Exercise aim
Below is a block of records; reproduce all of them exactly and leave out any pictures.

Collection entries
— Begin —

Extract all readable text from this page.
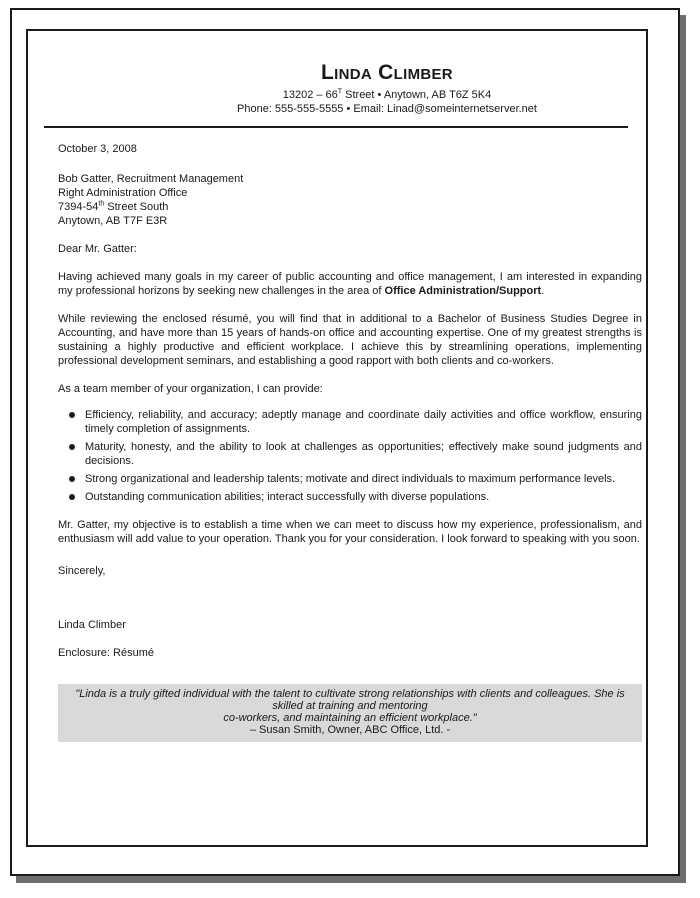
Linda Climber
$13202 - 66^T$ Street • Anytown, AB T6Z 5K4
Phone: 555-555-5555 • Email: Linad@someinternetserver.net

October 3, 2008

Bob Gatter, Recruitment Management

Right Administration Office

7394-54th Street South

Anytown, AB T7F E3R

Dear Mr. Gatter:

Having achieved many goals in my career of public accounting and office management, I am interested in expanding my professional horizons by seeking new challenges in the area of Office Administration/Support.

While reviewing the enclosed résumé, you will find that in additional to a Bachelor of Business Studies Degree in Accounting, and have more than 15 years of hands-on office and accounting expertise. One of my greatest strengths is sustaining a highly productive and efficient workplace. I achieve this by streamlining operations, implementing professional development seminars, and establishing a good rapport with both clients and co-workers.

As a team member of your organization, I can provide:

Efficiency, reliability, and accuracy; adeptly manage and coordinate daily activities and office workflow, ensuring timely completion of assignments.
Maturity, honesty, and the ability to look at challenges as opportunities; effectively make sound judgments and decisions.
Strong organizational and leadership talents; motivate and direct individuals to maximum performance levels.
Outstanding communication abilities; interact successfully with diverse populations.

Mr. Gatter, my objective is to establish a time when we can meet to discuss how my experience, professionalism, and enthusiasm will add value to your operation. Thank you for your consideration. I look forward to speaking with you soon.

Sincerely,

Linda Climber

Enclosure: Résumé

"Linda is a truly gifted individual with the talent to cultivate strong relationships with clients and colleagues. She is
skilled at training and mentoring
co-workers, and maintaining an efficient workplace."
– Susan Smith, Owner, ABC Office, Ltd. -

— End —

Completed task
Extract all readable text from this page.
Linda Climber
$13202 - 66^T$ Street • Anytown, AB T6Z 5K4
Phone: 555-555-5555 • Email: Linad@someinternetserver.net

October 3, 2008

Bob Gatter, Recruitment Management

Right Administration Office

7394-54th Street South

Anytown, AB T7F E3R

Dear Mr. Gatter:

Having achieved many goals in my career of public accounting and office management, I am interested in expanding my professional horizons by seeking new challenges in the area of Office Administration/Support.

While reviewing the enclosed résumé, you will find that in additional to a Bachelor of Business Studies Degree in Accounting, and have more than 15 years of hands-on office and accounting expertise. One of my greatest strengths is sustaining a highly productive and efficient workplace. I achieve this by streamlining operations, implementing professional development seminars, and establishing a good rapport with both clients and co-workers.

As a team member of your organization, I can provide:

Efficiency, reliability, and accuracy; adeptly manage and coordinate daily activities and office workflow, ensuring timely completion of assignments.
Maturity, honesty, and the ability to look at challenges as opportunities; effectively make sound judgments and decisions.
Strong organizational and leadership talents; motivate and direct individuals to maximum performance levels.
Outstanding communication abilities; interact successfully with diverse populations.

Mr. Gatter, my objective is to establish a time when we can meet to discuss how my experience, professionalism, and enthusiasm will add value to your operation. Thank you for your consideration. I look forward to speaking with you soon.

Sincerely,

Linda Climber

Enclosure: Résumé

"Linda is a truly gifted individual with the talent to cultivate strong relationships with clients and colleagues. She is
skilled at training and mentoring
co-workers, and maintaining an efficient workplace."
– Susan Smith, Owner, ABC Office, Ltd. -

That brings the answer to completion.